SET TASK: Look for the string "الثاني" in every line, and copy each line that has it.

WORKING DATA:
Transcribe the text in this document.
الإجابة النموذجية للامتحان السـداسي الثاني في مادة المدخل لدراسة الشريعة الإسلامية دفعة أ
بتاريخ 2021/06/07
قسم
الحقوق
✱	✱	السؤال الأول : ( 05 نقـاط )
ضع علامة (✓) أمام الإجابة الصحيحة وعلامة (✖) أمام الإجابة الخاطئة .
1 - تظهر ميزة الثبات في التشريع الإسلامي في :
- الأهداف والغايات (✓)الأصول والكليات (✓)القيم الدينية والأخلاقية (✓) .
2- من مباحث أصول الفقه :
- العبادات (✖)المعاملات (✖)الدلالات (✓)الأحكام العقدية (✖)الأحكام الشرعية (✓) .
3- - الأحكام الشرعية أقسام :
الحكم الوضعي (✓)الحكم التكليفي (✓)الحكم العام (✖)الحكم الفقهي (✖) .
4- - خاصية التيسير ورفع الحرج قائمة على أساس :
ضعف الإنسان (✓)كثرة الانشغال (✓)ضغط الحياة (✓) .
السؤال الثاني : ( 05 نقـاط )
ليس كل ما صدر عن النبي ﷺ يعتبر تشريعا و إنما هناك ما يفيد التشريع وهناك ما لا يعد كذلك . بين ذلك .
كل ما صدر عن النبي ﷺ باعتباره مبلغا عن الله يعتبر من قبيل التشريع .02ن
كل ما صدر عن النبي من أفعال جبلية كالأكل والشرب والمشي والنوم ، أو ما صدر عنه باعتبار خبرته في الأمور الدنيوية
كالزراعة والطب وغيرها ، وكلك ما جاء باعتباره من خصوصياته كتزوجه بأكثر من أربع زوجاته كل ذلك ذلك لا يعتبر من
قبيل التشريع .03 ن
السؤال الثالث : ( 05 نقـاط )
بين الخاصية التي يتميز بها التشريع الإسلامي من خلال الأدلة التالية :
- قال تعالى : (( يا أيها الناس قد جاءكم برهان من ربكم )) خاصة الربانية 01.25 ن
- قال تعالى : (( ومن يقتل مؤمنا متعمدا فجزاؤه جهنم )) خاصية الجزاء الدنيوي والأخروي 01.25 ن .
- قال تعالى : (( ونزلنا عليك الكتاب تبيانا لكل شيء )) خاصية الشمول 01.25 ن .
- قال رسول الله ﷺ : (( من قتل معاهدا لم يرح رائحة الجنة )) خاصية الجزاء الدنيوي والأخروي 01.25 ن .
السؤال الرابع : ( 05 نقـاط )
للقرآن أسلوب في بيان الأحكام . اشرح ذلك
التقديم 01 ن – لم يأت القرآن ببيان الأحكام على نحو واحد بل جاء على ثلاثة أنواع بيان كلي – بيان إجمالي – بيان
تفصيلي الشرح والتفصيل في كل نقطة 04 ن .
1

RESULT FOR THIS EXERCISE:
الإجابة النموذجية للامتحان السـداسي الثاني في مادة المدخل لدراسة الشريعة الإسلامية دفعة أ
السؤال الثاني : ( 05 نقـاط )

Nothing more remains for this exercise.